_Exercise directions_
Output each entry exactly; skip nothing.

Saved entries:
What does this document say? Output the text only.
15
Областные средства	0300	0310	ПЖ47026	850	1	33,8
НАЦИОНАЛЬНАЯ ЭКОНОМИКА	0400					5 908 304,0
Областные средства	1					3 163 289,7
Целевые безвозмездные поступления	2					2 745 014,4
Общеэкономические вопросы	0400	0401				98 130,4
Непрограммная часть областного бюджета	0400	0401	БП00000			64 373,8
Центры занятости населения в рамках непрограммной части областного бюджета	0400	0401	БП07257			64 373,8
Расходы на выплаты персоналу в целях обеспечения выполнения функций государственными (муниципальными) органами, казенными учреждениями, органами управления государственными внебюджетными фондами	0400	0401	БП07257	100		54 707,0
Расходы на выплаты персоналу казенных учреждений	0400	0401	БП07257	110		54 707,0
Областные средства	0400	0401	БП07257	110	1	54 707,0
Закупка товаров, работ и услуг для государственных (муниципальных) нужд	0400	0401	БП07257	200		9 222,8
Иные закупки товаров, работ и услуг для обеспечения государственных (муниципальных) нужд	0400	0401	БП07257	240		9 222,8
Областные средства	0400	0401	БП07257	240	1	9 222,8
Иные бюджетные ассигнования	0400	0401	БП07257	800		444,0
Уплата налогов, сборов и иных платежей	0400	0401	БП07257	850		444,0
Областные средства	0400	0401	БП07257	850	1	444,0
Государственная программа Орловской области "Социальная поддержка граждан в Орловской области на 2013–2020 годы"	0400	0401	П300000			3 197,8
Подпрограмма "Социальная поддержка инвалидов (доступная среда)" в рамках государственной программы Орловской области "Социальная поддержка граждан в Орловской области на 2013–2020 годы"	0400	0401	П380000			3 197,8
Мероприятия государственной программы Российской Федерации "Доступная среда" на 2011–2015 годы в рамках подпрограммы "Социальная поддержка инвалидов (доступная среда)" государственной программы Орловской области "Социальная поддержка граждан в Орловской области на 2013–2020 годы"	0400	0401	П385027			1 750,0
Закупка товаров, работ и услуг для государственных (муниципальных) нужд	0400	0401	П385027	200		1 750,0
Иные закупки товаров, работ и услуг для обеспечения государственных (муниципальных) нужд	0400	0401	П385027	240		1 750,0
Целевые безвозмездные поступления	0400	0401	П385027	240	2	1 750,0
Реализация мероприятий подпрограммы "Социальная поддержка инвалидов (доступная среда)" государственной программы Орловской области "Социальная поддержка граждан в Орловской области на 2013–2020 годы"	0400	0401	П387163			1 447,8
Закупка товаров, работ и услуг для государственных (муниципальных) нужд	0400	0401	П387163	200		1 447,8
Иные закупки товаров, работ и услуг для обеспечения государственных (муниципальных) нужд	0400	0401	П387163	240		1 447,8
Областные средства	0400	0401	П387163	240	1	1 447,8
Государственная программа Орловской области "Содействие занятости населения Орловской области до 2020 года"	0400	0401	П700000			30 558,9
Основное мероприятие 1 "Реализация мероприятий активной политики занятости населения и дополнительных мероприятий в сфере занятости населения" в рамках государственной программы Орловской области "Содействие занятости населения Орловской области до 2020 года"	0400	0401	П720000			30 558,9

_Response to the task_
What does this document say? Output the text only.
15
Областные средства	0300	0310	ПЖ47026	850	1	33,8
НАЦИОНАЛЬНАЯ ЭКОНОМИКА	0400					5 908 304,0
Областные средства	1					3 163 289,7
Целевые безвозмездные поступления	2					2 745 014,4
Общеэкономические вопросы	0400	0401				98 130,4
Непрограммная часть областного бюджета	0400	0401	БП00000			64 373,8
Центры занятости населения в рамках непрограммной части областного бюджета	0400	0401	БП07257			64 373,8
Расходы на выплаты персоналу в целях обеспечения выполнения функций государственными (муниципальными) органами, казенными учреждениями, органами управления государственными внебюджетными фондами	0400	0401	БП07257	100		54 707,0
Расходы на выплаты персоналу казенных учреждений	0400	0401	БП07257	110		54 707,0
Областные средства	0400	0401	БП07257	110	1	54 707,0
Закупка товаров, работ и услуг для государственных (муниципальных) нужд	0400	0401	БП07257	200		9 222,8
Иные закупки товаров, работ и услуг для обеспечения государственных (муниципальных) нужд	0400	0401	БП07257	240		9 222,8
Областные средства	0400	0401	БП07257	240	1	9 222,8
Иные бюджетные ассигнования	0400	0401	БП07257	800		444,0
Уплата налогов, сборов и иных платежей	0400	0401	БП07257	850		444,0
Областные средства	0400	0401	БП07257	850	1	444,0
Государственная программа Орловской области "Социальная поддержка граждан в Орловской области на 2013–2020 годы"	0400	0401	П300000			3 197,8
Подпрограмма "Социальная поддержка инвалидов (доступная среда)" в рамках государственной программы Орловской области "Социальная поддержка граждан в Орловской области на 2013–2020 годы"	0400	0401	П380000			3 197,8
Мероприятия государственной программы Российской Федерации "Доступная среда" на 2011–2015 годы в рамках подпрограммы "Социальная поддержка инвалидов (доступная среда)" государственной программы Орловской области "Социальная поддержка граждан в Орловской области на 2013–2020 годы"	0400	0401	П385027			1 750,0
Закупка товаров, работ и услуг для государственных (муниципальных) нужд	0400	0401	П385027	200		1 750,0
Иные закупки товаров, работ и услуг для обеспечения государственных (муниципальных) нужд	0400	0401	П385027	240		1 750,0
Целевые безвозмездные поступления	0400	0401	П385027	240	2	1 750,0
Реализация мероприятий подпрограммы "Социальная поддержка инвалидов (доступная среда)" государственной программы Орловской области "Социальная поддержка граждан в Орловской области на 2013–2020 годы"	0400	0401	П387163			1 447,8
Закупка товаров, работ и услуг для государственных (муниципальных) нужд	0400	0401	П387163	200		1 447,8
Иные закупки товаров, работ и услуг для обеспечения государственных (муниципальных) нужд	0400	0401	П387163	240		1 447,8
Областные средства	0400	0401	П387163	240	1	1 447,8
Государственная программа Орловской области "Содействие занятости населения Орловской области до 2020 года"	0400	0401	П700000			30 558,9
Основное мероприятие 1 "Реализация мероприятий активной политики занятости населения и дополнительных мероприятий в сфере занятости населения" в рамках государственной программы Орловской области "Содействие занятости населения Орловской области до 2020 года"	0400	0401	П720000			30 558,9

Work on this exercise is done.